'''

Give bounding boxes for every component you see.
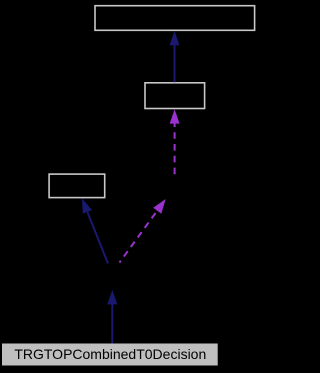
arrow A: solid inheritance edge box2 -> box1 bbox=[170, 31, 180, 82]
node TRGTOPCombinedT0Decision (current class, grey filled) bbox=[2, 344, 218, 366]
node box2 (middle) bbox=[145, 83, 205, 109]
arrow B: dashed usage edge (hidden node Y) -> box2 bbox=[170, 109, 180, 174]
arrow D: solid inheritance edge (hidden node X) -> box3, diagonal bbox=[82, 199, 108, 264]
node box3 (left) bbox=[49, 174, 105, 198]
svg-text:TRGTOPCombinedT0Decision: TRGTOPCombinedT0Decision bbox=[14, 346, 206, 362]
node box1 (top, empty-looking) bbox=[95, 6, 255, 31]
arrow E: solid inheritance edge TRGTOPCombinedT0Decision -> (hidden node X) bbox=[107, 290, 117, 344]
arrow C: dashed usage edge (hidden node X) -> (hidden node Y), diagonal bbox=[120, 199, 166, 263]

'''
'''

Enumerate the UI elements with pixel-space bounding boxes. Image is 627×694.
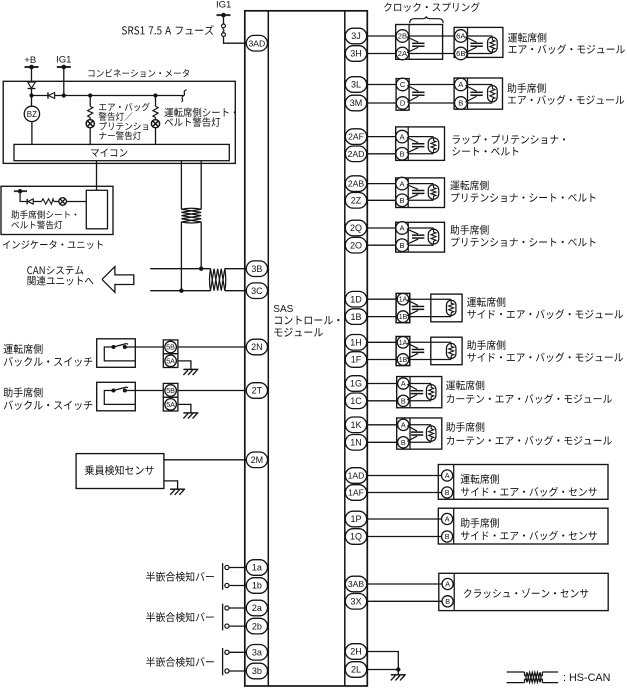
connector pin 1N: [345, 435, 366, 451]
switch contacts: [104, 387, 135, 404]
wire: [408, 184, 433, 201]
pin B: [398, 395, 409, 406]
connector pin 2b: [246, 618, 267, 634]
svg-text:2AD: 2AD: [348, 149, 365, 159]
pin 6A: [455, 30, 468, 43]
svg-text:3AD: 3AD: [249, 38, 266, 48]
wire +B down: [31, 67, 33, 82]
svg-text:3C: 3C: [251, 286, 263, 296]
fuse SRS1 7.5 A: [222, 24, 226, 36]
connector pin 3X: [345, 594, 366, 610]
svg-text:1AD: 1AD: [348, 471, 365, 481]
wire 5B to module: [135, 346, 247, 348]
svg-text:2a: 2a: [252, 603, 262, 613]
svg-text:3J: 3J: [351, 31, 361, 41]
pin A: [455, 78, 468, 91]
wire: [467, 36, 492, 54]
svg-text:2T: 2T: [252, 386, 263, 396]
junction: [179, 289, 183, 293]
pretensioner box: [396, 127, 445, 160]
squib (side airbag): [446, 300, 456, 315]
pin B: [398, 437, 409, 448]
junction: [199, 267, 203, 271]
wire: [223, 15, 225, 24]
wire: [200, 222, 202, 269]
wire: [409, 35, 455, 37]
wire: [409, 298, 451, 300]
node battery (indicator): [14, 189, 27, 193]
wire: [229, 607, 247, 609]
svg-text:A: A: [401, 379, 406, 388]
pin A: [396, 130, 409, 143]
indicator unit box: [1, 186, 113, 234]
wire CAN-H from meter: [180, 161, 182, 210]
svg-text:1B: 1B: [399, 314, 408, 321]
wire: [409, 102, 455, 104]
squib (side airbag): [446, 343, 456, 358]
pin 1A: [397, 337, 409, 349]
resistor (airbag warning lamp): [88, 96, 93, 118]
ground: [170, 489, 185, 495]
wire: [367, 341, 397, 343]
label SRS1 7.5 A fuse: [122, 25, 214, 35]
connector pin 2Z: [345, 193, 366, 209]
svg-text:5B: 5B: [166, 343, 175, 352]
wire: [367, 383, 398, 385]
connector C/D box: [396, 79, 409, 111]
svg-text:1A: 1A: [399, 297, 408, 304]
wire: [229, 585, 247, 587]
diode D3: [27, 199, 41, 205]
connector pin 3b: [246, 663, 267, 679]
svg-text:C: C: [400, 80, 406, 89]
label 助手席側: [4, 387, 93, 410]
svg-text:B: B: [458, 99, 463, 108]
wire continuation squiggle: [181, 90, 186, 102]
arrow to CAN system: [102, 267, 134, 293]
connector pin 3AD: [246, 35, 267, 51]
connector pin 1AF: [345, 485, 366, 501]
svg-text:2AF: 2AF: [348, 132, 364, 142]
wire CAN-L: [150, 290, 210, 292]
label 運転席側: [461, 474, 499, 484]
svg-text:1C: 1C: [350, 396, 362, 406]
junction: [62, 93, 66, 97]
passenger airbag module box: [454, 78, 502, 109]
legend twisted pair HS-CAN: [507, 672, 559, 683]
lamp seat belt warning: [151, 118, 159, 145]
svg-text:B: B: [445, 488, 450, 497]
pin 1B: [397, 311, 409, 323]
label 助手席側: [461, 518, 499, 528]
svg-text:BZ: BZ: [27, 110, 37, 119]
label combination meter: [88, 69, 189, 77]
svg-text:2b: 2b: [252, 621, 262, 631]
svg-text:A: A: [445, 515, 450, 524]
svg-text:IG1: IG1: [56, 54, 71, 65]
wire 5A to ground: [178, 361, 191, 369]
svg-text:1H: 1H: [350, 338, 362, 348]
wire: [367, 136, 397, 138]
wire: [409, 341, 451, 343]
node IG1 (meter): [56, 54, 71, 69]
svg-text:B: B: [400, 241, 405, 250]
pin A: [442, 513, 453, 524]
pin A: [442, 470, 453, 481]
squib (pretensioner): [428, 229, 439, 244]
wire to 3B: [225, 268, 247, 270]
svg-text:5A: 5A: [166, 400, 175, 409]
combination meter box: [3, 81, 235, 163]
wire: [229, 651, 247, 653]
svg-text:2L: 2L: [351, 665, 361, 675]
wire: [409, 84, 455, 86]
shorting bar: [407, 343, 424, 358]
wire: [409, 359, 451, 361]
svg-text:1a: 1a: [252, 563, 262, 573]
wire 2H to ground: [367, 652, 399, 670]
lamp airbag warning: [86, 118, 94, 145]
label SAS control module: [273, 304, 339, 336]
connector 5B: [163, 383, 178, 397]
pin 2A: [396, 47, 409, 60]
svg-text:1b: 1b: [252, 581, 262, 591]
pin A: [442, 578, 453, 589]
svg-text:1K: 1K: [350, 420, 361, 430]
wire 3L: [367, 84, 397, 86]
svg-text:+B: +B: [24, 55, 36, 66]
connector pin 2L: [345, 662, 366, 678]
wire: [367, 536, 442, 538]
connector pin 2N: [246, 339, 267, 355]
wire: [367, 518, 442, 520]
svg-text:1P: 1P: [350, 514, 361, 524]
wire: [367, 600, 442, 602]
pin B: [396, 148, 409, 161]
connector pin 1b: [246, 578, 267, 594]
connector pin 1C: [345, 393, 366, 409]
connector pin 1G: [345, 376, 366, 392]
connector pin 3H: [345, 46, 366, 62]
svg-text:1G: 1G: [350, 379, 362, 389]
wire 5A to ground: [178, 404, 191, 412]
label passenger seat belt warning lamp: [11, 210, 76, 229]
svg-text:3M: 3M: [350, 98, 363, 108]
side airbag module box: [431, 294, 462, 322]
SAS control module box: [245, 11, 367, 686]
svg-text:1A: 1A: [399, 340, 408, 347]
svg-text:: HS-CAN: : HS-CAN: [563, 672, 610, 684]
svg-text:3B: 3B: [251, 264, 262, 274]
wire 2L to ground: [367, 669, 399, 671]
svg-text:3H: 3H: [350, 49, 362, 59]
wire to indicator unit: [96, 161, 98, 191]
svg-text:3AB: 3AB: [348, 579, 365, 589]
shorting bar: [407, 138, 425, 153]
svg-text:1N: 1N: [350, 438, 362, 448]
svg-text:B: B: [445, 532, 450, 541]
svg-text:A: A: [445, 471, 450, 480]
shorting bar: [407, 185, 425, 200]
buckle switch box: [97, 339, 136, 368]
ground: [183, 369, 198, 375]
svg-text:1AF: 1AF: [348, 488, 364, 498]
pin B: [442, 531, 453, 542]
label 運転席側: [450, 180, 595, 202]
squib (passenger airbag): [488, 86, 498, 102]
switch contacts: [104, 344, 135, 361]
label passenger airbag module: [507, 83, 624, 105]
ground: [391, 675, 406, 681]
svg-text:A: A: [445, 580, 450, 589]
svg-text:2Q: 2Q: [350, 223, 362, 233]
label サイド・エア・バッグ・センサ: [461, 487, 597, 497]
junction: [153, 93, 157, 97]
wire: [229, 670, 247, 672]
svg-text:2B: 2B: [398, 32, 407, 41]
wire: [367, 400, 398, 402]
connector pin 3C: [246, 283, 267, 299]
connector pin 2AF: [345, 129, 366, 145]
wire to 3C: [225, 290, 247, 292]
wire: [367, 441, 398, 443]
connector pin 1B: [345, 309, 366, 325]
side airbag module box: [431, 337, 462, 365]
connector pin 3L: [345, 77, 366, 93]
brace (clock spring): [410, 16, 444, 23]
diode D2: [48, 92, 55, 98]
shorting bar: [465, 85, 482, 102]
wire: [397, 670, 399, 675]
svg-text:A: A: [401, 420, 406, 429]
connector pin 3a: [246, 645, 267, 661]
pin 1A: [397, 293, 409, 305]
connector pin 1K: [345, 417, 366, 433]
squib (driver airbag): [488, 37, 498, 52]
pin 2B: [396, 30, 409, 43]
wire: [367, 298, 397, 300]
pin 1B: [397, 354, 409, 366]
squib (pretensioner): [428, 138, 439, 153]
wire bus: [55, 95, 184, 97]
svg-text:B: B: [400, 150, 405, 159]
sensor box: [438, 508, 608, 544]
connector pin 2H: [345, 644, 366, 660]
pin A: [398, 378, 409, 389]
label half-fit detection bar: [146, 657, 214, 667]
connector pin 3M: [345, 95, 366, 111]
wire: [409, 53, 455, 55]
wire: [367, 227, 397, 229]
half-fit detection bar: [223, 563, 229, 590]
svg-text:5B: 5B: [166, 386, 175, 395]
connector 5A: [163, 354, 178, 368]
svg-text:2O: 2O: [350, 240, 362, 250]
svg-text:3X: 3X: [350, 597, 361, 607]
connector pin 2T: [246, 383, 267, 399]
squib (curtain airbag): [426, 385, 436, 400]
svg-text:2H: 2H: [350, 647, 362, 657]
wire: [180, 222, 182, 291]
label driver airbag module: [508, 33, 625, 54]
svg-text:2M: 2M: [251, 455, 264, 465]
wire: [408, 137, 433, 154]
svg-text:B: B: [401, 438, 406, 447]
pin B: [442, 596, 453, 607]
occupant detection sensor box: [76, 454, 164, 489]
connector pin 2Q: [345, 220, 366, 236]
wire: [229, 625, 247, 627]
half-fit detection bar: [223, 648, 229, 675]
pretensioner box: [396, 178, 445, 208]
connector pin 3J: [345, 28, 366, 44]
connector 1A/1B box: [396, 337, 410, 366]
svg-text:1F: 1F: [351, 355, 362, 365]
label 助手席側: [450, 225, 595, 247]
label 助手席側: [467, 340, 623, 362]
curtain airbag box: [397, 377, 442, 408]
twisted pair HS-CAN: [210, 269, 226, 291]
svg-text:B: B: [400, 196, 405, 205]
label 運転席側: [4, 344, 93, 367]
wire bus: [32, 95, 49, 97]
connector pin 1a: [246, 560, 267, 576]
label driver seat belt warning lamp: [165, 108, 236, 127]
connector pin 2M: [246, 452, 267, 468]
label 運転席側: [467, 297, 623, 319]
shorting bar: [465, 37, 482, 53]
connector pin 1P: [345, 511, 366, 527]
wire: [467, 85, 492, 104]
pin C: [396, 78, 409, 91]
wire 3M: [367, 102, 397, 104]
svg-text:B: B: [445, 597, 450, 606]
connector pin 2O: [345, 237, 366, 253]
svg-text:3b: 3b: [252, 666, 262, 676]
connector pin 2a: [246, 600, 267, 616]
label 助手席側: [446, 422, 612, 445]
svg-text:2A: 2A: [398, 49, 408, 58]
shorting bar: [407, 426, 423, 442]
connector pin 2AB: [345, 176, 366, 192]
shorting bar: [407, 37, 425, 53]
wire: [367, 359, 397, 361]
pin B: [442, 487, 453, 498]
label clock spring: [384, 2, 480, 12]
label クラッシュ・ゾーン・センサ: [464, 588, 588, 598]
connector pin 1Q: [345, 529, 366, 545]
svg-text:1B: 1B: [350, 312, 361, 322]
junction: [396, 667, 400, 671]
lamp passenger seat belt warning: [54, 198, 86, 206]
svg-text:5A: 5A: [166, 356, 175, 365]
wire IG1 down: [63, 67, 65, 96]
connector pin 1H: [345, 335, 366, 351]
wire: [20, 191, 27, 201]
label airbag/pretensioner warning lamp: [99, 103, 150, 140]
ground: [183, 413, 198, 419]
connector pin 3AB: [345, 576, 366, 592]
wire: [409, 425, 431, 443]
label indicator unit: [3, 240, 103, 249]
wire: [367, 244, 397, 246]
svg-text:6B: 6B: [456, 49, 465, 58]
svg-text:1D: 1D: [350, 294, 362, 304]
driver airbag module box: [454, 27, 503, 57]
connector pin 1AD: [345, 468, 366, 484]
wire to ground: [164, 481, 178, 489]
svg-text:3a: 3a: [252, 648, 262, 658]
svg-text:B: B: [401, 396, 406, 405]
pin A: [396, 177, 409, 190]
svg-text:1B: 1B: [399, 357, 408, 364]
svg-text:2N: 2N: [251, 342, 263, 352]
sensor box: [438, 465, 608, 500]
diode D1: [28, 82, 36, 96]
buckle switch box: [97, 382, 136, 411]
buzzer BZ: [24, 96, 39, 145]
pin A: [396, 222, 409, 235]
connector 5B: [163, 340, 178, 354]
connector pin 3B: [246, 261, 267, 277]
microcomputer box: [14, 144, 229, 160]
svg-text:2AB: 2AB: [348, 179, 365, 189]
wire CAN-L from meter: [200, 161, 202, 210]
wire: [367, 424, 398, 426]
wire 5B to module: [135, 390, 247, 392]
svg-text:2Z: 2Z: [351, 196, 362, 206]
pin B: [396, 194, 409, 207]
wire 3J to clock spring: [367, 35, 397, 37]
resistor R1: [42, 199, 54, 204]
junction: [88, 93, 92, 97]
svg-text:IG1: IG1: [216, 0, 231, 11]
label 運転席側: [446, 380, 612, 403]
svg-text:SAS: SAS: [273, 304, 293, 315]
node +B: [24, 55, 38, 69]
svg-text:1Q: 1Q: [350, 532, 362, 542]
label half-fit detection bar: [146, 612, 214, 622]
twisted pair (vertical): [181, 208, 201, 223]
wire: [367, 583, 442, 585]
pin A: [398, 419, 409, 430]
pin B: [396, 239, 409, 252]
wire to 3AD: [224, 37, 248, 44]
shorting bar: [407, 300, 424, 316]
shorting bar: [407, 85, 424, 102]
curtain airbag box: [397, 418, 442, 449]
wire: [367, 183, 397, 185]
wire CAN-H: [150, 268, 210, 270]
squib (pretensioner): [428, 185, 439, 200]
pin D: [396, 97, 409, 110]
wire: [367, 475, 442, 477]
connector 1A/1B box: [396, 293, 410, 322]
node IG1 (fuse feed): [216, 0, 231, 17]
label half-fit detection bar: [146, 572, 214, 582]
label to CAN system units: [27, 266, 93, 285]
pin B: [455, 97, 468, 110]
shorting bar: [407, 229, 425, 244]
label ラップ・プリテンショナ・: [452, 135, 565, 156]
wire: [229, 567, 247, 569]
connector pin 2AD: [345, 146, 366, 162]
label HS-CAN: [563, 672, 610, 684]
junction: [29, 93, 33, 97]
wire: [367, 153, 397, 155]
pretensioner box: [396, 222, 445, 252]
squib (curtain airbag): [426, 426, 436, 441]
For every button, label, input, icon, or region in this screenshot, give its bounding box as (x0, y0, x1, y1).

'''

Problem to work on: Set down the lines starting at the one containing "arrow A: solid" and ending at the one containing "arrow C: dashed", both included, reproducing each one exactly.

Answer:
arrow A: solid inheritance edge box2 -> box1 bbox=[170, 31, 180, 82]
node TRGTOPCombinedT0Decision (current class, grey filled) bbox=[2, 344, 218, 366]
node box2 (middle) bbox=[145, 83, 205, 109]
arrow B: dashed usage edge (hidden node Y) -> box2 bbox=[170, 109, 180, 174]
arrow D: solid inheritance edge (hidden node X) -> box3, diagonal bbox=[82, 199, 108, 264]
node box3 (left) bbox=[49, 174, 105, 198]
svg-text:TRGTOPCombinedT0Decision: TRGTOPCombinedT0Decision bbox=[14, 346, 206, 362]
node box1 (top, empty-looking) bbox=[95, 6, 255, 31]
arrow E: solid inheritance edge TRGTOPCombinedT0Decision -> (hidden node X) bbox=[107, 290, 117, 344]
arrow C: dashed usage edge (hidden node X) -> (hidden node Y), diagonal bbox=[120, 199, 166, 263]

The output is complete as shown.